Directions: Copy each line below that contains "остатки".

>> START

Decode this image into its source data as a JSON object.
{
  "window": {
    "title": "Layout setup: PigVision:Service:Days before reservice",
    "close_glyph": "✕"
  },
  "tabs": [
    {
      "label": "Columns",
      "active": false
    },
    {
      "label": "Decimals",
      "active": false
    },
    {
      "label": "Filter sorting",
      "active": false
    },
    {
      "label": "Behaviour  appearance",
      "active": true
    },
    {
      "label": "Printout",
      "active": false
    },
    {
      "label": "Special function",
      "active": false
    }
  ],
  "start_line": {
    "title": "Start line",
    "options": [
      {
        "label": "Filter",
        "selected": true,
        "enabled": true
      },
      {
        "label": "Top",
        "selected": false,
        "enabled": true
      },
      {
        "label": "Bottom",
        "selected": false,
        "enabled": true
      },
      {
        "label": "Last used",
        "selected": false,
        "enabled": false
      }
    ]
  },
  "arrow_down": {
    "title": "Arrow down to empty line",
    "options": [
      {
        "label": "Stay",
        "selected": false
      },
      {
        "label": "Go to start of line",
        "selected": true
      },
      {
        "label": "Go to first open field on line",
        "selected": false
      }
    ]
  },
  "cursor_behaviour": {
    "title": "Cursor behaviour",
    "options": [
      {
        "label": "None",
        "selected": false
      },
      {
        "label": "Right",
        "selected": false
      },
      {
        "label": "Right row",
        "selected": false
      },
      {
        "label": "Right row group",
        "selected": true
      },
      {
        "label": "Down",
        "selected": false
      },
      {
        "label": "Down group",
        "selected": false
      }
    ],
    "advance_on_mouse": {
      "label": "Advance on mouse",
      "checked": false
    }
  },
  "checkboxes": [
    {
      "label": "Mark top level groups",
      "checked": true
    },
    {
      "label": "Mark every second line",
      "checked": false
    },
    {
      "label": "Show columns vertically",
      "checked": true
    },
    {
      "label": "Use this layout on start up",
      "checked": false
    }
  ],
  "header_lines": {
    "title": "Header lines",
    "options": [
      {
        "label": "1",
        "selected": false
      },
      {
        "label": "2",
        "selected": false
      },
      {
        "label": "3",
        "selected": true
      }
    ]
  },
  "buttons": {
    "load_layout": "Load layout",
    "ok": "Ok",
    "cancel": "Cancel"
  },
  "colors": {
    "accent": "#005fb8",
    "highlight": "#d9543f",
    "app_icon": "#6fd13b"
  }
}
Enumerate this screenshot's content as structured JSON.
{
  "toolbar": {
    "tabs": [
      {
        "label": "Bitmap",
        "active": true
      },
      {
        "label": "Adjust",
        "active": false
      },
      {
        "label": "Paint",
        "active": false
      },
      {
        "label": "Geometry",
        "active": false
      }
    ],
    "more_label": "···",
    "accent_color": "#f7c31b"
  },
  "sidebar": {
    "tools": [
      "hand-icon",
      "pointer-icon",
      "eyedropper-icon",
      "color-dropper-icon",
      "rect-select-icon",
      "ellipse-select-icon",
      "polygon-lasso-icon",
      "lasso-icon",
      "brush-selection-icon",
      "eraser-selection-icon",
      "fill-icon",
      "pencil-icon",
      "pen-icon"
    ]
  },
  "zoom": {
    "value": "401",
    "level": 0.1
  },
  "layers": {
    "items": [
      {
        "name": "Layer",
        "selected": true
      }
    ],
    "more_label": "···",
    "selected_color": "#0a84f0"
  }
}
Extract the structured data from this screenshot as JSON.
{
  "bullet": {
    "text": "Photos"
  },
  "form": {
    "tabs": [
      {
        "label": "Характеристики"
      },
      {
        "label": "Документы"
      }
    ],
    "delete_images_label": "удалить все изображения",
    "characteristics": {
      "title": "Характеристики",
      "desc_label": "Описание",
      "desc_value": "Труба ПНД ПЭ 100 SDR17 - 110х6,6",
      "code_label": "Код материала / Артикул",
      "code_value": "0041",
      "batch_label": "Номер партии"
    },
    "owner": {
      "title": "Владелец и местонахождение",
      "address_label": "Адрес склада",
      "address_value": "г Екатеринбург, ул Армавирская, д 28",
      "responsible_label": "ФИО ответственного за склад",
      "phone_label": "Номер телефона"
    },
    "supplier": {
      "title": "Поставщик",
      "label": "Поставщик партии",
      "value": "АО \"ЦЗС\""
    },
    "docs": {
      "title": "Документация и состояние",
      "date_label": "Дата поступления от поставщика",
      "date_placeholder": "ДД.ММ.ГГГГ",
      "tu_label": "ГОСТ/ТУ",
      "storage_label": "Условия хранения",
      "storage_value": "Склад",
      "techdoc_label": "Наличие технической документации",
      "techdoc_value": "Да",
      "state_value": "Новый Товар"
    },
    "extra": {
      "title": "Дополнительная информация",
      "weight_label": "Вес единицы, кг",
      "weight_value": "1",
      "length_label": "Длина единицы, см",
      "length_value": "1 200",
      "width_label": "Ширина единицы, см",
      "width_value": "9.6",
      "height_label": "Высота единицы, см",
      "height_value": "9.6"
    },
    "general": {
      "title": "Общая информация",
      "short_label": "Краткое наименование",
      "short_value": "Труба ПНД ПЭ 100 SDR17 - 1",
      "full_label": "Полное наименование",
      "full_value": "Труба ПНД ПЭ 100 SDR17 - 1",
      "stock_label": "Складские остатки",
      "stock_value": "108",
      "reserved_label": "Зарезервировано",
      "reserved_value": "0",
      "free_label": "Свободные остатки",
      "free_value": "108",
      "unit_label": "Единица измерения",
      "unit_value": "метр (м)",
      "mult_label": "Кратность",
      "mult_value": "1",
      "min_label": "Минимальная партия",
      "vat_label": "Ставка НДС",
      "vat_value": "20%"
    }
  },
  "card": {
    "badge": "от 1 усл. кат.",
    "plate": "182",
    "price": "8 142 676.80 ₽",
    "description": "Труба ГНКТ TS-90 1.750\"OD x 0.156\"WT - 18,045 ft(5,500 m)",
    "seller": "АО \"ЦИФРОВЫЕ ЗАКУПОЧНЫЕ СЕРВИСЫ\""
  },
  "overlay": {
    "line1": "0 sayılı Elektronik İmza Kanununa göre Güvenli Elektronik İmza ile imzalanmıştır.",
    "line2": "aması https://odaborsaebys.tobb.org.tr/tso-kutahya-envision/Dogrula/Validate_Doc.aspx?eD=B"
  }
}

>> END

Full solution:
      "stock_label": "Складские остатки",
      "free_label": "Свободные остатки",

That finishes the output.